#### The problem:
Exactly reproduce the lines from the line containing "OCR this image." to the end of the data below, inclusive, and nothing else.

═════ Records shown ═════

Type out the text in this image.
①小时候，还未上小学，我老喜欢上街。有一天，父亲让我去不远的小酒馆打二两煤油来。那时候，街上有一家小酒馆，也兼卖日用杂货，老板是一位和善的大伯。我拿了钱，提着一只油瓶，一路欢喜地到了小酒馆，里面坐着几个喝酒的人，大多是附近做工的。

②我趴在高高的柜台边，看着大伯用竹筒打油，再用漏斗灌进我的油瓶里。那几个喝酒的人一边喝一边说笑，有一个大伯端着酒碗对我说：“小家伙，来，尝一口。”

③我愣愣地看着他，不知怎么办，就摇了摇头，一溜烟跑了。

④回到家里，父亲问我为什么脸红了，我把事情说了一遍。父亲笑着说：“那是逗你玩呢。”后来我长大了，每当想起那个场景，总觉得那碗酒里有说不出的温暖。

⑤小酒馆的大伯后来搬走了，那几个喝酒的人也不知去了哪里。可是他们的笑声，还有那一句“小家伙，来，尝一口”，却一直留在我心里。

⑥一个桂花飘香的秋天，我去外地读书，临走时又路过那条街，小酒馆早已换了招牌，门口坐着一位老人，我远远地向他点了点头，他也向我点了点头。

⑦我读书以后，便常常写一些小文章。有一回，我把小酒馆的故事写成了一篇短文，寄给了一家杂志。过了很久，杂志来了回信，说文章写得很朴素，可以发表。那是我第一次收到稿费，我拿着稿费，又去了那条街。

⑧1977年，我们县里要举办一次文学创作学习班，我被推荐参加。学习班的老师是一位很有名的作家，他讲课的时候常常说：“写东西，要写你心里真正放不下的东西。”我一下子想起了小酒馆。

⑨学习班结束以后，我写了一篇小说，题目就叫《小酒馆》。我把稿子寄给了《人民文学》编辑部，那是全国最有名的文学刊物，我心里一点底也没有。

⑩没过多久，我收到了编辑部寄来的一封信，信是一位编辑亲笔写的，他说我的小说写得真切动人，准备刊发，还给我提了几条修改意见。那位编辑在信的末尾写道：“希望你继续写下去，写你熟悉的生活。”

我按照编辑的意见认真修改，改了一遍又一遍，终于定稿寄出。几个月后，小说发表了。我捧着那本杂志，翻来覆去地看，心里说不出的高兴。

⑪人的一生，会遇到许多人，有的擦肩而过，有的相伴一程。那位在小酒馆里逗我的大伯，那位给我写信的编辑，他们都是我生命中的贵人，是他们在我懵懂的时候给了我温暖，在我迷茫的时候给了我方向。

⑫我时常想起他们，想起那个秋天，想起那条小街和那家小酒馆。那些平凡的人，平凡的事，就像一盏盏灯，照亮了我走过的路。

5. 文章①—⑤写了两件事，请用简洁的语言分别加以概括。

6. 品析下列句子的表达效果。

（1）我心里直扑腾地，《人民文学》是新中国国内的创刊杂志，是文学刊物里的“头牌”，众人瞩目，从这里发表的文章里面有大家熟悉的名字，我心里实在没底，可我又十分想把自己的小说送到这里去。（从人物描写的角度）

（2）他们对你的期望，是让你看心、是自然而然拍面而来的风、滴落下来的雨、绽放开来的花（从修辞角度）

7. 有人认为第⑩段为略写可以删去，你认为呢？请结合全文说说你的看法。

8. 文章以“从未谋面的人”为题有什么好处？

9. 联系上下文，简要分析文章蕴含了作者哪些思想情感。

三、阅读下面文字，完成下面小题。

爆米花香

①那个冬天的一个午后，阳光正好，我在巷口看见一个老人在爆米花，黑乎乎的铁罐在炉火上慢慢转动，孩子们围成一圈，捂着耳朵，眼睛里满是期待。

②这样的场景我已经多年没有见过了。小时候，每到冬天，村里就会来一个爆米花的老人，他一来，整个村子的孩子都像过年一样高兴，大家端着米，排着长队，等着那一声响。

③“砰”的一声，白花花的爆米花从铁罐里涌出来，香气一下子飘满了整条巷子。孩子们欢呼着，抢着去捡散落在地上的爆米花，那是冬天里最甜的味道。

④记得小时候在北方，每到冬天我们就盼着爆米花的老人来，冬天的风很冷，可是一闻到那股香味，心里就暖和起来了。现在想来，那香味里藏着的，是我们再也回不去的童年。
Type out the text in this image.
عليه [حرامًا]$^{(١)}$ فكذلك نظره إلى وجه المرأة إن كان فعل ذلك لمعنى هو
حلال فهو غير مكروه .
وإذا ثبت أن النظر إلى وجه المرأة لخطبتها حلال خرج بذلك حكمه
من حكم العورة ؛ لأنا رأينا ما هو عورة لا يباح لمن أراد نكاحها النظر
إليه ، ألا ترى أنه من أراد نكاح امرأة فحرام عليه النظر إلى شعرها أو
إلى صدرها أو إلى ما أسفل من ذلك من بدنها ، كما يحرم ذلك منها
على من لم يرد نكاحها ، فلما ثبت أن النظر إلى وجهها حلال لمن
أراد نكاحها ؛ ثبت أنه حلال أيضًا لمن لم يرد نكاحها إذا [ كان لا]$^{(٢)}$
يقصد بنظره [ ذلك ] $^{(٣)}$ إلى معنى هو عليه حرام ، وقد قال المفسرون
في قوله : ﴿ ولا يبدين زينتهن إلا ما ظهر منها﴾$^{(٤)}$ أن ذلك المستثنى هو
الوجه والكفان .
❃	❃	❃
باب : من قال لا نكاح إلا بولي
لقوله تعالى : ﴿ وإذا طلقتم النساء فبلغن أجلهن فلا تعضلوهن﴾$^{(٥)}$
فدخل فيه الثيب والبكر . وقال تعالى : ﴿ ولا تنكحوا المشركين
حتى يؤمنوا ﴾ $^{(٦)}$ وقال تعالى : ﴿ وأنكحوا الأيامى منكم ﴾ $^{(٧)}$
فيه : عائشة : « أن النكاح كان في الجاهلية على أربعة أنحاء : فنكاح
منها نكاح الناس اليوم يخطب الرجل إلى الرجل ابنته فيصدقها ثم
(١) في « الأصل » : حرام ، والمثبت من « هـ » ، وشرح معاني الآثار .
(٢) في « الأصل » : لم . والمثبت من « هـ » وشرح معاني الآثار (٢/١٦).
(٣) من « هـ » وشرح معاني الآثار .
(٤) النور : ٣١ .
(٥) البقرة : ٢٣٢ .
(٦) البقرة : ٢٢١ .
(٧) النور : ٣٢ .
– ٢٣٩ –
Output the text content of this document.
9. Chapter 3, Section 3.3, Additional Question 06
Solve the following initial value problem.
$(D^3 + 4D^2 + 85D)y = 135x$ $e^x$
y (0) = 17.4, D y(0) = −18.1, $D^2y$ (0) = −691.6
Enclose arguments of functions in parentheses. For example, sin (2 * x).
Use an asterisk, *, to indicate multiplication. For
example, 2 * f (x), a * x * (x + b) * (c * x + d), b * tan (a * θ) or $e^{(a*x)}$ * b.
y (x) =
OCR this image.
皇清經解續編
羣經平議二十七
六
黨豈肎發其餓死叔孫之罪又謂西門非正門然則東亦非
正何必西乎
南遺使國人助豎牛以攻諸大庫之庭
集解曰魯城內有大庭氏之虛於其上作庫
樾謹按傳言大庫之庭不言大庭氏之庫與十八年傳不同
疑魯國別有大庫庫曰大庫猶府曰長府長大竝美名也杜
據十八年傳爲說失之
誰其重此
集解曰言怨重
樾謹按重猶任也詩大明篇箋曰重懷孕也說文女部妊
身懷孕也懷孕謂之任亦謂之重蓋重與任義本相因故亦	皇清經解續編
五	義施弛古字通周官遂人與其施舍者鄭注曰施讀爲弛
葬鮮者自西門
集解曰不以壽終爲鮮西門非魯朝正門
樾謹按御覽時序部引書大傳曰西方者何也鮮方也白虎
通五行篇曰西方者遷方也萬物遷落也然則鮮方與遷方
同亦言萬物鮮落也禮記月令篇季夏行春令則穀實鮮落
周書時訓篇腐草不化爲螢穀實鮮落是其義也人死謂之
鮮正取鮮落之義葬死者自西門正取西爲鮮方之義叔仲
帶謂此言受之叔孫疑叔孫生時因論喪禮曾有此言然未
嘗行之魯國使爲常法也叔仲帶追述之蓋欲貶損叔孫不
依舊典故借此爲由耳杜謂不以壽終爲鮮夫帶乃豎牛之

═════

#### Reply:
OCR this image.
皇清經解續編
羣經平議二十七
六
黨豈肎發其餓死叔孫之罪又謂西門非正門然則東亦非
正何必西乎
南遺使國人助豎牛以攻諸大庫之庭
集解曰魯城內有大庭氏之虛於其上作庫
樾謹按傳言大庫之庭不言大庭氏之庫與十八年傳不同
疑魯國別有大庫庫曰大庫猶府曰長府長大竝美名也杜
據十八年傳爲說失之
誰其重此
集解曰言怨重
樾謹按重猶任也詩大明篇箋曰重懷孕也說文女部妊
身懷孕也懷孕謂之任亦謂之重蓋重與任義本相因故亦	皇清經解續編
五	義施弛古字通周官遂人與其施舍者鄭注曰施讀爲弛
葬鮮者自西門
集解曰不以壽終爲鮮西門非魯朝正門
樾謹按御覽時序部引書大傳曰西方者何也鮮方也白虎
通五行篇曰西方者遷方也萬物遷落也然則鮮方與遷方
同亦言萬物鮮落也禮記月令篇季夏行春令則穀實鮮落
周書時訓篇腐草不化爲螢穀實鮮落是其義也人死謂之
鮮正取鮮落之義葬死者自西門正取西爲鮮方之義叔仲
帶謂此言受之叔孫疑叔孫生時因論喪禮曾有此言然未
嘗行之魯國使爲常法也叔仲帶追述之蓋欲貶損叔孫不
依舊典故借此爲由耳杜謂不以壽終爲鮮夫帶乃豎牛之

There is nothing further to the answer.